• [Objective] Please quote only the lines that start at the one with "Parse this screenshot: output" and go on to the last line of the data, both ends kept.

[Records about charts and figures]
Start

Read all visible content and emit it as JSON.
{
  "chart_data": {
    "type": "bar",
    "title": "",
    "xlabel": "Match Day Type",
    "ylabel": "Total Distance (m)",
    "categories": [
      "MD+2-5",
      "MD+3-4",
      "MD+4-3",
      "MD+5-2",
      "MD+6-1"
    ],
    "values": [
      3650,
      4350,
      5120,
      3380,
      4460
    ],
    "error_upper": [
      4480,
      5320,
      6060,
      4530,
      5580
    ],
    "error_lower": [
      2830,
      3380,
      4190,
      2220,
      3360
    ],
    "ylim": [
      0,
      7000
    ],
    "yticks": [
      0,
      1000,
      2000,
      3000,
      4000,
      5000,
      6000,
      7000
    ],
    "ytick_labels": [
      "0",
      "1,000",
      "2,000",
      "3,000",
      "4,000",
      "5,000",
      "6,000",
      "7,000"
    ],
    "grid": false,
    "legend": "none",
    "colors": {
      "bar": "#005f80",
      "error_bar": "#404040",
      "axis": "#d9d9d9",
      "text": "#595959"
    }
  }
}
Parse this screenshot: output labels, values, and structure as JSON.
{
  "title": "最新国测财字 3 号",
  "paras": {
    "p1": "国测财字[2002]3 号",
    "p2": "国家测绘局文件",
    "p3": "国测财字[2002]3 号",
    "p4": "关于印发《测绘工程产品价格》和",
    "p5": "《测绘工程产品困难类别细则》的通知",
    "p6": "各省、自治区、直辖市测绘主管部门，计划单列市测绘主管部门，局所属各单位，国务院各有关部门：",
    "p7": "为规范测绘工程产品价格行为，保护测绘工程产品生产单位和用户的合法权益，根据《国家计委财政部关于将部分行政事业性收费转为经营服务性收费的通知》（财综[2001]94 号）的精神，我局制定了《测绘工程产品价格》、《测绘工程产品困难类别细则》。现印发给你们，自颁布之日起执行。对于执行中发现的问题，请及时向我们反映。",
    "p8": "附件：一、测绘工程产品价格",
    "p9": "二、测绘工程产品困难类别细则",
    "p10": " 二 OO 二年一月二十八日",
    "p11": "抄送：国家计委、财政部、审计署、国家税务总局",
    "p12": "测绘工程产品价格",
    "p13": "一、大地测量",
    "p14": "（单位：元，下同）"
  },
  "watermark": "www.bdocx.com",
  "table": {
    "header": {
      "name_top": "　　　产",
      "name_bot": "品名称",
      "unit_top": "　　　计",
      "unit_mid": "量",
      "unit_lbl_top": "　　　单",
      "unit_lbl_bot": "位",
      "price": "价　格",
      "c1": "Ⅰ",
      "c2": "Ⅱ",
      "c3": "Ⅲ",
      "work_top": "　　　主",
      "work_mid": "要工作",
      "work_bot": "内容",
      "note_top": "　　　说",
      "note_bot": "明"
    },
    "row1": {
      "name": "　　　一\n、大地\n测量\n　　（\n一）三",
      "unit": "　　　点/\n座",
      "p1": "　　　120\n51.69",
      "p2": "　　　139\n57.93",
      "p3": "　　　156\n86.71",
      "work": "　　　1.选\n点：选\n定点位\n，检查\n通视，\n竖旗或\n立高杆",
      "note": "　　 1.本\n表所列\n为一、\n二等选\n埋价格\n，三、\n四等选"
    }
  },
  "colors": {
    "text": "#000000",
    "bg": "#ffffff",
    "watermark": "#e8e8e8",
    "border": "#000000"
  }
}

End

• [Worked solution]
Parse this screenshot: output labels, values, and structure as JSON.
{
  "title": "最新国测财字 3 号",
  "paras": {
    "p1": "国测财字[2002]3 号",
    "p2": "国家测绘局文件",
    "p3": "国测财字[2002]3 号",
    "p4": "关于印发《测绘工程产品价格》和",
    "p5": "《测绘工程产品困难类别细则》的通知",
    "p6": "各省、自治区、直辖市测绘主管部门，计划单列市测绘主管部门，局所属各单位，国务院各有关部门：",
    "p7": "为规范测绘工程产品价格行为，保护测绘工程产品生产单位和用户的合法权益，根据《国家计委财政部关于将部分行政事业性收费转为经营服务性收费的通知》（财综[2001]94 号）的精神，我局制定了《测绘工程产品价格》、《测绘工程产品困难类别细则》。现印发给你们，自颁布之日起执行。对于执行中发现的问题，请及时向我们反映。",
    "p8": "附件：一、测绘工程产品价格",
    "p9": "二、测绘工程产品困难类别细则",
    "p10": " 二 OO 二年一月二十八日",
    "p11": "抄送：国家计委、财政部、审计署、国家税务总局",
    "p12": "测绘工程产品价格",
    "p13": "一、大地测量",
    "p14": "（单位：元，下同）"
  },
  "watermark": "www.bdocx.com",
  "table": {
    "header": {
      "name_top": "　　　产",
      "name_bot": "品名称",
      "unit_top": "　　　计",
      "unit_mid": "量",
      "unit_lbl_top": "　　　单",
      "unit_lbl_bot": "位",
      "price": "价　格",
      "c1": "Ⅰ",
      "c2": "Ⅱ",
      "c3": "Ⅲ",
      "work_top": "　　　主",
      "work_mid": "要工作",
      "work_bot": "内容",
      "note_top": "　　　说",
      "note_bot": "明"
    },
    "row1": {
      "name": "　　　一\n、大地\n测量\n　　（\n一）三",
      "unit": "　　　点/\n座",
      "p1": "　　　120\n51.69",
      "p2": "　　　139\n57.93",
      "p3": "　　　156\n86.71",
      "work": "　　　1.选\n点：选\n定点位\n，检查\n通视，\n竖旗或\n立高杆",
      "note": "　　 1.本\n表所列\n为一、\n二等选\n埋价格\n，三、\n四等选"
    }
  },
  "colors": {
    "text": "#000000",
    "bg": "#ffffff",
    "watermark": "#e8e8e8",
    "border": "#000000"
  }
}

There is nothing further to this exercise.